*Source extract*

__________

Combine VobSub (sub/idx) Format Subtitles into a Single SubRip (srt) Format File

I recently had a situation where I had 2 Avi files and 2 Sub/Idx files, and I just wanted to combine them into one Avi file and one srt file. Here are the files that I started out with:

$ ls
file1.avi  file1.sub  file2.idx
file1.idx  file2.avi  file2.sub

Difference between VobSub and SRT

From Subtitle Formats Explained:

Most subtitles consist purely of text characters. Since text is also some of the easiest data to store and compress it makes sense to store subtitles as simple text files or a text stream within a video file. Although it’s normal for all subtitles to start out this way, that doesn’t mean that’s how they’re stored.

As a matter of fact subtitles on DVDs aren’t actually text. They’re actually encoded as raster graphics. Much like the way characters on older text-based computer interfaces, they’re actually just a collection of dots on a grid. These images are put over the top of the video frame when displayed.

Merge 2 Avi Files

This part is really easy. You can complete this with either mencoder:

yum install mencoder
mencoder -ovc copy -oac copy file1.avi file2.avi -o files.avi

Or with transcode:

yum install transcode
avimerge -o files.avi -i file1.avi file2.avi

After that you should have one big Avi file.

Convert VobSub (SUB/IDX) files into SRT subtitles with subtitleripper

This is actually the difficult part.

Check for Multiple Subtitle Streams

First we should check if the VobSub files have multiple languages. You can do this with either mediainfo:

$mediainfo file1.sub
General
Complete name                            : file1.sub
Format                                   : MPEG-PS
File size                                : 3.80 MiB
Duration                                 : 59mn 33s
Overall bit rate                         : 8 921 bps

Text #1
ID                                       : 189 (0xBD)-36 (0x24)
Format                                   : RLE
Format/Info                              : Run-length encoding
Muxing mode                              : DVD-Video
Duration                                 : 59mn 33s

Text #2
ID                                       : 189 (0xBD)-37 (0x25)

__________

*Supplied data*
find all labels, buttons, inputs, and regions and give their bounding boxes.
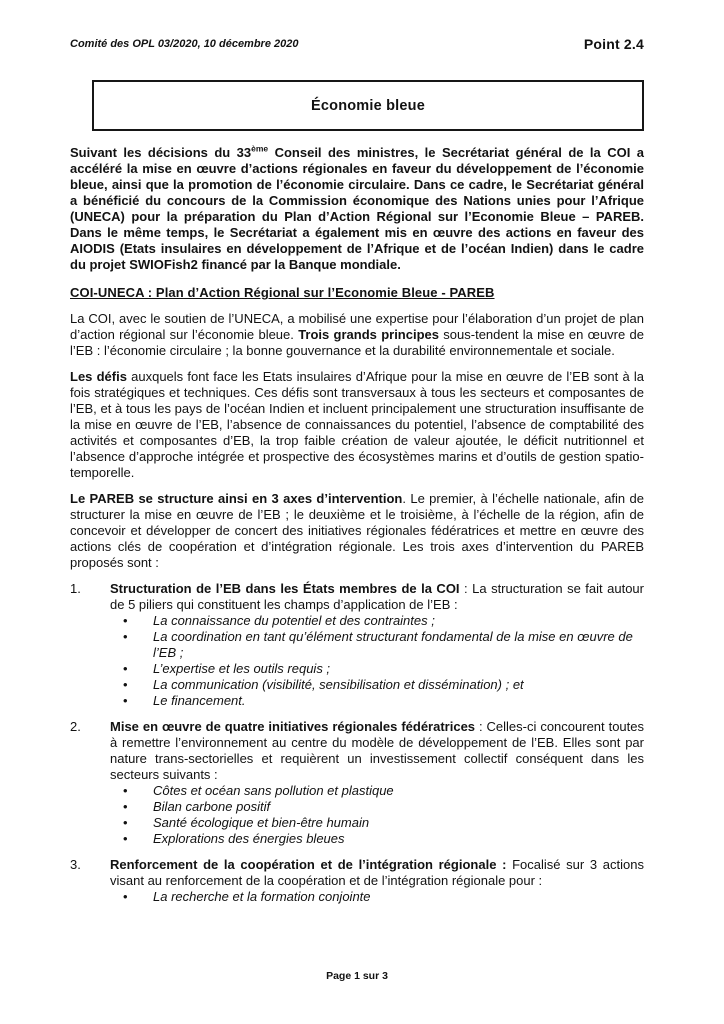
bullet-item — [123, 693, 644, 709]
bullet-icon: • — [123, 815, 128, 830]
list-item-text — [110, 719, 644, 783]
bold-run: Les défis — [70, 369, 127, 384]
bullet-text: La coordination en tant qu’élément structurant fondamental de la mise en œuvre de l’EB ; — [153, 629, 633, 660]
agenda-point: Point 2.4 — [583, 36, 644, 52]
list-number: 2. — [70, 719, 81, 734]
list-item-1 — [70, 581, 644, 709]
bullet-icon: • — [123, 783, 128, 798]
bullet-text: La communication (visibilité, sensibilisation et dissémination) ; et — [153, 677, 524, 692]
bullet-icon: • — [123, 831, 128, 846]
list-number: 3. — [70, 857, 81, 872]
paragraph-text: sous-tendent la mise en œuvre de l’EB : l’économie circulaire ; la bonne gouvernance et la durabilité environnementale et sociale. — [70, 327, 644, 358]
paragraph-text: : La structuration se fait autour de 5 piliers qui constituent les champs d’application de l’EB : — [110, 581, 644, 612]
bullet-icon: • — [123, 889, 128, 904]
bullet-icon: • — [123, 799, 128, 814]
bullet-icon: • — [123, 629, 128, 644]
bullet-list — [123, 889, 644, 905]
list-item-body — [110, 719, 644, 847]
bold-run: Trois grands principes — [298, 327, 439, 342]
bullet-item — [123, 629, 644, 661]
list-item-text — [110, 857, 644, 889]
paragraph-text: . Le premier, à l’échelle nationale, afin de structurer la mise en œuvre de l’EB ; le deuxième et le troisième, à l’échelle de la région, afin de concevoir et développer de concert des initiatives régionales fédératrices et mettre en œuvre des actions clés de coopération et d’intégration régionale. Les trois axes d’intervention du PAREB proposés sont : — [70, 491, 644, 570]
bold-run: Renforcement de la coopération et de l’intégration régionale : — [110, 857, 507, 872]
bullet-item — [123, 677, 644, 693]
document-reference: Comité des OPL 03/2020, 10 décembre 2020 — [70, 38, 299, 50]
bold-run: Structuration de l’EB dans les États membres de la COI — [110, 581, 460, 596]
paragraph-axes — [70, 491, 644, 571]
bullet-icon: • — [123, 613, 128, 628]
bullet-item — [123, 815, 644, 831]
bullet-icon: • — [123, 693, 128, 708]
page-number: Page 1 sur 3 — [326, 970, 388, 982]
list-item-text — [110, 581, 644, 613]
bold-run: Mise en œuvre de quatre initiatives régionales fédératrices — [110, 719, 476, 734]
list-item-2 — [70, 719, 644, 847]
intro-text-pre: Suivant les décisions du 33 — [70, 145, 252, 160]
bullet-item — [123, 889, 644, 905]
paragraph-text: : Celles-ci concourent toutes à remettre l’environnement au centre du modèle de développement de l’EB. Elles sont par nature trans-sectorielles et requièrent un investissement collectif conséquent dans les secteurs suivants : — [110, 719, 645, 782]
bullet-text: Le financement. — [153, 693, 246, 708]
intro-paragraph — [70, 145, 644, 273]
bullet-text: Côtes et océan sans pollution et plastique — [153, 783, 394, 798]
paragraph-defis — [70, 369, 644, 481]
bullet-list — [123, 783, 644, 847]
bullet-item — [123, 799, 644, 815]
paragraph-text: Focalisé sur 3 actions visant au renforcement de la coopération et de l’intégration régionale pour : — [110, 857, 644, 888]
bullet-text: Santé écologique et bien-être humain — [153, 815, 370, 830]
bullet-list — [123, 613, 644, 709]
bullet-text: Bilan carbone positif — [153, 799, 271, 814]
bullet-text: L’expertise et les outils requis ; — [153, 661, 331, 676]
bullet-icon: • — [123, 677, 128, 692]
list-item-body — [110, 581, 644, 709]
bullet-text: La connaissance du potentiel et des contraintes ; — [153, 613, 435, 628]
list-item-body — [110, 857, 644, 905]
paragraph-text: La COI, avec le soutien de l’UNECA, a mobilisé une expertise pour l’élaboration d’un projet de plan d’action régional sur l’économie bleue. — [70, 311, 644, 342]
bold-run: Le PAREB se structure ainsi en 3 axes d’intervention — [70, 491, 403, 506]
document-title: Économie bleue — [311, 97, 425, 114]
intro-text-post: Conseil des ministres, le Secrétariat général de la COI a accéléré la mise en œuvre d’actions régionales en faveur du développement de l’économie bleue, ainsi que la promotion de l’économie circulaire. Dans ce cadre, le Secrétariat général a bénéficié du concours de la Commission économique des Nations unies pour l’Afrique (UNECA) pour la préparation du Plan d’Action Régional sur l’Economie Bleue – PAREB. Dans le même temps, le Secrétariat a également mis en œuvre des actions en faveur des AIODIS (Etats insulaires en développement de l’Afrique et de l’océan Indien) dans le cadre du projet SWIOFish2 financé par la Banque mondiale. — [70, 145, 645, 272]
paragraph-principles — [70, 311, 644, 359]
bullet-item — [123, 661, 644, 677]
bullet-item — [123, 613, 644, 629]
bullet-item — [123, 831, 644, 847]
title-box — [92, 80, 644, 131]
list-item-3 — [70, 857, 644, 905]
bullet-text: Explorations des énergies bleues — [153, 831, 345, 846]
list-number: 1. — [70, 581, 81, 596]
bullet-text: La recherche et la formation conjointe — [153, 889, 371, 904]
paragraph-text: auxquels font face les Etats insulaires d’Afrique pour la mise en œuvre de l’EB sont à la fois stratégiques et techniques. Ces défis sont transversaux à tous les secteurs et composantes de l’EB, et à tous les pays de l’océan Indien et incluent principalement une structuration insuffisante de la mise en œuvre de l’EB, l’absence de connaissances du potentiel, l’absence de comptabilité des activités et composantes d’EB, la trop faible création de valeur ajoutée, le déficit nutritionnel et l’absence d’approche intégrée et prospective des écosystèmes marins et d’outils de gestion spatio-temporelle. — [70, 369, 644, 480]
page-header — [70, 36, 644, 52]
superscript-ordinal: ème — [251, 143, 269, 154]
bullet-item — [123, 783, 644, 799]
bullet-icon: • — [123, 661, 128, 676]
section-heading: COI-UNECA : Plan d’Action Régional sur l’Economie Bleue - PAREB — [70, 285, 495, 300]
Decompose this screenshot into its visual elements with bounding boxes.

__________

*Aim of the exercise*
From the subtitle conversion guide, pull out the passage that runs from "This part is" up to and including "big Avi file.", word for word.

*Task solution*
This part is really easy. You can complete this with either mencoder:

yum install mencoder
mencoder -ovc copy -oac copy file1.avi file2.avi -o files.avi

Or with transcode:

yum install transcode
avimerge -o files.avi -i file1.avi file2.avi

After that you should have one big Avi file.